» WRITTEN INSTRUCTION
Reproduce all of the material word for word.

**** EXTRACTED ENTRIES ****

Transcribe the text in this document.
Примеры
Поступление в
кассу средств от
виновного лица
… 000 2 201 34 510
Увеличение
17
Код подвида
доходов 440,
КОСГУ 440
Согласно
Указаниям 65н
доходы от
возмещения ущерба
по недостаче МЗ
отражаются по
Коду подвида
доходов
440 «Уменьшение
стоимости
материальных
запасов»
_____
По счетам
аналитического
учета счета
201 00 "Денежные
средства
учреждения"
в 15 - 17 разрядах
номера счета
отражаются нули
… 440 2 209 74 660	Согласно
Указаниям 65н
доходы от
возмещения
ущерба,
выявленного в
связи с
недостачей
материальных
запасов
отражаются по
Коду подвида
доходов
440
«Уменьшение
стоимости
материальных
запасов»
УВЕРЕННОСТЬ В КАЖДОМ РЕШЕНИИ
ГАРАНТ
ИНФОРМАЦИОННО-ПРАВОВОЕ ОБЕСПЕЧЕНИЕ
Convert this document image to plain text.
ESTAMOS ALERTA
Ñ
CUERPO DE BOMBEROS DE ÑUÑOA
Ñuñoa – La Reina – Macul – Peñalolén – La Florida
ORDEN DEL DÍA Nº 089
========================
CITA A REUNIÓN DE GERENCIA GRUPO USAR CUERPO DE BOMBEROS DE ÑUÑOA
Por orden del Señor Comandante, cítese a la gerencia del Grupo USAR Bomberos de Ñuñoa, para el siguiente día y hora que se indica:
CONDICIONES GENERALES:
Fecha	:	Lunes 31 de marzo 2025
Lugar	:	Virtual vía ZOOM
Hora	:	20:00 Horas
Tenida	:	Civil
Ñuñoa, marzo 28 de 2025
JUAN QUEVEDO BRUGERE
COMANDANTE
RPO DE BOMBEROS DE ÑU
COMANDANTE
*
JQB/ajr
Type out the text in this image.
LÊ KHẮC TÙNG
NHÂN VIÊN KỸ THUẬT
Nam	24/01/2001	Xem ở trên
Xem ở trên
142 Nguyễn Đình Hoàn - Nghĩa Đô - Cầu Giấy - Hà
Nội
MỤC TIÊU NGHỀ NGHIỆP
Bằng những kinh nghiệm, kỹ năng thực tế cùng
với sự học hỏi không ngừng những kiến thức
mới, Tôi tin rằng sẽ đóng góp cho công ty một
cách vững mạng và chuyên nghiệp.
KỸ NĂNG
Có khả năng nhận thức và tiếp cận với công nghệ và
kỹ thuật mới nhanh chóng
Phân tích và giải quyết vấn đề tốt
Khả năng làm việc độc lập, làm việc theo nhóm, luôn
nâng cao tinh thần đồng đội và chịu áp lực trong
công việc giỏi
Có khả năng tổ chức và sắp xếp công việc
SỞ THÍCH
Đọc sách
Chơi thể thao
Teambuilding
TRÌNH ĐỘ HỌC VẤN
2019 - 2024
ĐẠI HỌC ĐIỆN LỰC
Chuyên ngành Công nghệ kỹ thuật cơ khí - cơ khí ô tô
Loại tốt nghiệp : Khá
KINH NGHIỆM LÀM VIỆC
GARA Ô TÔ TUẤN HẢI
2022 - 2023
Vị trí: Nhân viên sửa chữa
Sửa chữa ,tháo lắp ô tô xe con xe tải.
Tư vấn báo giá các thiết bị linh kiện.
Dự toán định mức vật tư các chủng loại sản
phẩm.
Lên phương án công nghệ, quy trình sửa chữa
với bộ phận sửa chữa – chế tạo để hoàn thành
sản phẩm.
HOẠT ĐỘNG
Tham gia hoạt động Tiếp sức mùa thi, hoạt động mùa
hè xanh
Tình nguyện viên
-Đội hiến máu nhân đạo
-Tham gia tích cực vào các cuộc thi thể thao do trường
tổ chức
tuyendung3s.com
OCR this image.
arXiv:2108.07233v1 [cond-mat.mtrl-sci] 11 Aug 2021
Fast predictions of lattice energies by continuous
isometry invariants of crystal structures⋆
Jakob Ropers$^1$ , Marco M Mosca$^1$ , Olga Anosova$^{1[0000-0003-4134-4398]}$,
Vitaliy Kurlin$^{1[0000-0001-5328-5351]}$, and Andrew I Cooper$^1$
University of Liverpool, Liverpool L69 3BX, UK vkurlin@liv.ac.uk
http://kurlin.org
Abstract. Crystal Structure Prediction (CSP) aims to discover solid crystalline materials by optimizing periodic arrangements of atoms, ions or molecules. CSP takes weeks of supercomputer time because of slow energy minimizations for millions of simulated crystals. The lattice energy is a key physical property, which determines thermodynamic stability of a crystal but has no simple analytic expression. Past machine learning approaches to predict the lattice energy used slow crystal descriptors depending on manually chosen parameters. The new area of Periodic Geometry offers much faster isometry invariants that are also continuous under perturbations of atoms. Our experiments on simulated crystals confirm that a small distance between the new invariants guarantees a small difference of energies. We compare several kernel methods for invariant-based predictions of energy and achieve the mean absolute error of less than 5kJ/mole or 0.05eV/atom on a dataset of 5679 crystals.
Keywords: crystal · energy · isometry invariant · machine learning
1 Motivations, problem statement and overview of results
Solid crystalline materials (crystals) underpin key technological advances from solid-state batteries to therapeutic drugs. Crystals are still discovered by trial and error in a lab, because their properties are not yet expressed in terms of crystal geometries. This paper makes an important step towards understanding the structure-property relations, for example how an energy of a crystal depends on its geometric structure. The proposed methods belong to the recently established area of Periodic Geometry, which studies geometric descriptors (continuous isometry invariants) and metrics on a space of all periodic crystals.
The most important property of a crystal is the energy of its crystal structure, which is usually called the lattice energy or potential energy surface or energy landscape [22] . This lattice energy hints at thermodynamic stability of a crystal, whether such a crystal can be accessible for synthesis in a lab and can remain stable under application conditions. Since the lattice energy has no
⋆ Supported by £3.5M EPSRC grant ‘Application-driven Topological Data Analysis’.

****

» FINAL RESULT
Transcribe the text in this document.
Примеры
Поступление в
кассу средств от
виновного лица
… 000 2 201 34 510
Увеличение
17
Код подвида
доходов 440,
КОСГУ 440
Согласно
Указаниям 65н
доходы от
возмещения ущерба
по недостаче МЗ
отражаются по
Коду подвида
доходов
440 «Уменьшение
стоимости
материальных
запасов»
_____
По счетам
аналитического
учета счета
201 00 "Денежные
средства
учреждения"
в 15 - 17 разрядах
номера счета
отражаются нули
… 440 2 209 74 660	Согласно
Указаниям 65н
доходы от
возмещения
ущерба,
выявленного в
связи с
недостачей
материальных
запасов
отражаются по
Коду подвида
доходов
440
«Уменьшение
стоимости
материальных
запасов»
УВЕРЕННОСТЬ В КАЖДОМ РЕШЕНИИ
ГАРАНТ
ИНФОРМАЦИОННО-ПРАВОВОЕ ОБЕСПЕЧЕНИЕ
Convert this document image to plain text.
ESTAMOS ALERTA
Ñ
CUERPO DE BOMBEROS DE ÑUÑOA
Ñuñoa – La Reina – Macul – Peñalolén – La Florida
ORDEN DEL DÍA Nº 089
========================
CITA A REUNIÓN DE GERENCIA GRUPO USAR CUERPO DE BOMBEROS DE ÑUÑOA
Por orden del Señor Comandante, cítese a la gerencia del Grupo USAR Bomberos de Ñuñoa, para el siguiente día y hora que se indica:
CONDICIONES GENERALES:
Fecha	:	Lunes 31 de marzo 2025
Lugar	:	Virtual vía ZOOM
Hora	:	20:00 Horas
Tenida	:	Civil
Ñuñoa, marzo 28 de 2025
JUAN QUEVEDO BRUGERE
COMANDANTE
RPO DE BOMBEROS DE ÑU
COMANDANTE
*
JQB/ajr
Type out the text in this image.
LÊ KHẮC TÙNG
NHÂN VIÊN KỸ THUẬT
Nam	24/01/2001	Xem ở trên
Xem ở trên
142 Nguyễn Đình Hoàn - Nghĩa Đô - Cầu Giấy - Hà
Nội
MỤC TIÊU NGHỀ NGHIỆP
Bằng những kinh nghiệm, kỹ năng thực tế cùng
với sự học hỏi không ngừng những kiến thức
mới, Tôi tin rằng sẽ đóng góp cho công ty một
cách vững mạng và chuyên nghiệp.
KỸ NĂNG
Có khả năng nhận thức và tiếp cận với công nghệ và
kỹ thuật mới nhanh chóng
Phân tích và giải quyết vấn đề tốt
Khả năng làm việc độc lập, làm việc theo nhóm, luôn
nâng cao tinh thần đồng đội và chịu áp lực trong
công việc giỏi
Có khả năng tổ chức và sắp xếp công việc
SỞ THÍCH
Đọc sách
Chơi thể thao
Teambuilding
TRÌNH ĐỘ HỌC VẤN
2019 - 2024
ĐẠI HỌC ĐIỆN LỰC
Chuyên ngành Công nghệ kỹ thuật cơ khí - cơ khí ô tô
Loại tốt nghiệp : Khá
KINH NGHIỆM LÀM VIỆC
GARA Ô TÔ TUẤN HẢI
2022 - 2023
Vị trí: Nhân viên sửa chữa
Sửa chữa ,tháo lắp ô tô xe con xe tải.
Tư vấn báo giá các thiết bị linh kiện.
Dự toán định mức vật tư các chủng loại sản
phẩm.
Lên phương án công nghệ, quy trình sửa chữa
với bộ phận sửa chữa – chế tạo để hoàn thành
sản phẩm.
HOẠT ĐỘNG
Tham gia hoạt động Tiếp sức mùa thi, hoạt động mùa
hè xanh
Tình nguyện viên
-Đội hiến máu nhân đạo
-Tham gia tích cực vào các cuộc thi thể thao do trường
tổ chức
tuyendung3s.com
OCR this image.
arXiv:2108.07233v1 [cond-mat.mtrl-sci] 11 Aug 2021
Fast predictions of lattice energies by continuous
isometry invariants of crystal structures⋆
Jakob Ropers$^1$ , Marco M Mosca$^1$ , Olga Anosova$^{1[0000-0003-4134-4398]}$,
Vitaliy Kurlin$^{1[0000-0001-5328-5351]}$, and Andrew I Cooper$^1$
University of Liverpool, Liverpool L69 3BX, UK vkurlin@liv.ac.uk
http://kurlin.org
Abstract. Crystal Structure Prediction (CSP) aims to discover solid crystalline materials by optimizing periodic arrangements of atoms, ions or molecules. CSP takes weeks of supercomputer time because of slow energy minimizations for millions of simulated crystals. The lattice energy is a key physical property, which determines thermodynamic stability of a crystal but has no simple analytic expression. Past machine learning approaches to predict the lattice energy used slow crystal descriptors depending on manually chosen parameters. The new area of Periodic Geometry offers much faster isometry invariants that are also continuous under perturbations of atoms. Our experiments on simulated crystals confirm that a small distance between the new invariants guarantees a small difference of energies. We compare several kernel methods for invariant-based predictions of energy and achieve the mean absolute error of less than 5kJ/mole or 0.05eV/atom on a dataset of 5679 crystals.
Keywords: crystal · energy · isometry invariant · machine learning
1 Motivations, problem statement and overview of results
Solid crystalline materials (crystals) underpin key technological advances from solid-state batteries to therapeutic drugs. Crystals are still discovered by trial and error in a lab, because their properties are not yet expressed in terms of crystal geometries. This paper makes an important step towards understanding the structure-property relations, for example how an energy of a crystal depends on its geometric structure. The proposed methods belong to the recently established area of Periodic Geometry, which studies geometric descriptors (continuous isometry invariants) and metrics on a space of all periodic crystals.
The most important property of a crystal is the energy of its crystal structure, which is usually called the lattice energy or potential energy surface or energy landscape [22] . This lattice energy hints at thermodynamic stability of a crystal, whether such a crystal can be accessible for synthesis in a lab and can remain stable under application conditions. Since the lattice energy has no
⋆ Supported by £3.5M EPSRC grant ‘Application-driven Topological Data Analysis’.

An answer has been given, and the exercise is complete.